PROMPT ▸
Retype every entry in its entirety, without alteration.

************

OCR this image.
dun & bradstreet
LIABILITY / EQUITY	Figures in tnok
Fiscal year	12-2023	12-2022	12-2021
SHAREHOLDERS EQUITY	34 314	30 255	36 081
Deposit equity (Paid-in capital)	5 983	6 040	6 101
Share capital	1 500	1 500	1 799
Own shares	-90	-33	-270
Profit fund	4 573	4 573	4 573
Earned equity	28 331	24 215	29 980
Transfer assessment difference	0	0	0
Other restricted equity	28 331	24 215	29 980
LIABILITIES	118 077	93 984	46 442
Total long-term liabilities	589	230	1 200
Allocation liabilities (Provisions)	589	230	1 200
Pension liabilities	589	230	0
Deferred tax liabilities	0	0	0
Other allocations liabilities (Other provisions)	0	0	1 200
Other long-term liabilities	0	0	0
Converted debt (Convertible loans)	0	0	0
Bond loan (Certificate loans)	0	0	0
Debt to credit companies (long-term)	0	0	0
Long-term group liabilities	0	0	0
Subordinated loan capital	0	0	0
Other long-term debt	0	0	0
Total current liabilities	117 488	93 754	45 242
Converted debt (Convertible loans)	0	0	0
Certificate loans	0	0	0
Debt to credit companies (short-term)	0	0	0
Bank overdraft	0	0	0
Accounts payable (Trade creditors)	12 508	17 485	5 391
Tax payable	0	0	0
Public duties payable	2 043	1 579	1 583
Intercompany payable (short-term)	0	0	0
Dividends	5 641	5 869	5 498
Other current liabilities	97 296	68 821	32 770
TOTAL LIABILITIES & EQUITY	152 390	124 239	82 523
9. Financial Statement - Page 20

************

SOLUTION ▸
OCR this image.
dun & bradstreet
LIABILITY / EQUITY	Figures in tnok
Fiscal year	12-2023	12-2022	12-2021
SHAREHOLDERS EQUITY	34 314	30 255	36 081
Deposit equity (Paid-in capital)	5 983	6 040	6 101
Share capital	1 500	1 500	1 799
Own shares	-90	-33	-270
Profit fund	4 573	4 573	4 573
Earned equity	28 331	24 215	29 980
Transfer assessment difference	0	0	0
Other restricted equity	28 331	24 215	29 980
LIABILITIES	118 077	93 984	46 442
Total long-term liabilities	589	230	1 200
Allocation liabilities (Provisions)	589	230	1 200
Pension liabilities	589	230	0
Deferred tax liabilities	0	0	0
Other allocations liabilities (Other provisions)	0	0	1 200
Other long-term liabilities	0	0	0
Converted debt (Convertible loans)	0	0	0
Bond loan (Certificate loans)	0	0	0
Debt to credit companies (long-term)	0	0	0
Long-term group liabilities	0	0	0
Subordinated loan capital	0	0	0
Other long-term debt	0	0	0
Total current liabilities	117 488	93 754	45 242
Converted debt (Convertible loans)	0	0	0
Certificate loans	0	0	0
Debt to credit companies (short-term)	0	0	0
Bank overdraft	0	0	0
Accounts payable (Trade creditors)	12 508	17 485	5 391
Tax payable	0	0	0
Public duties payable	2 043	1 579	1 583
Intercompany payable (short-term)	0	0	0
Dividends	5 641	5 869	5 498
Other current liabilities	97 296	68 821	32 770
TOTAL LIABILITIES & EQUITY	152 390	124 239	82 523
9. Financial Statement - Page 20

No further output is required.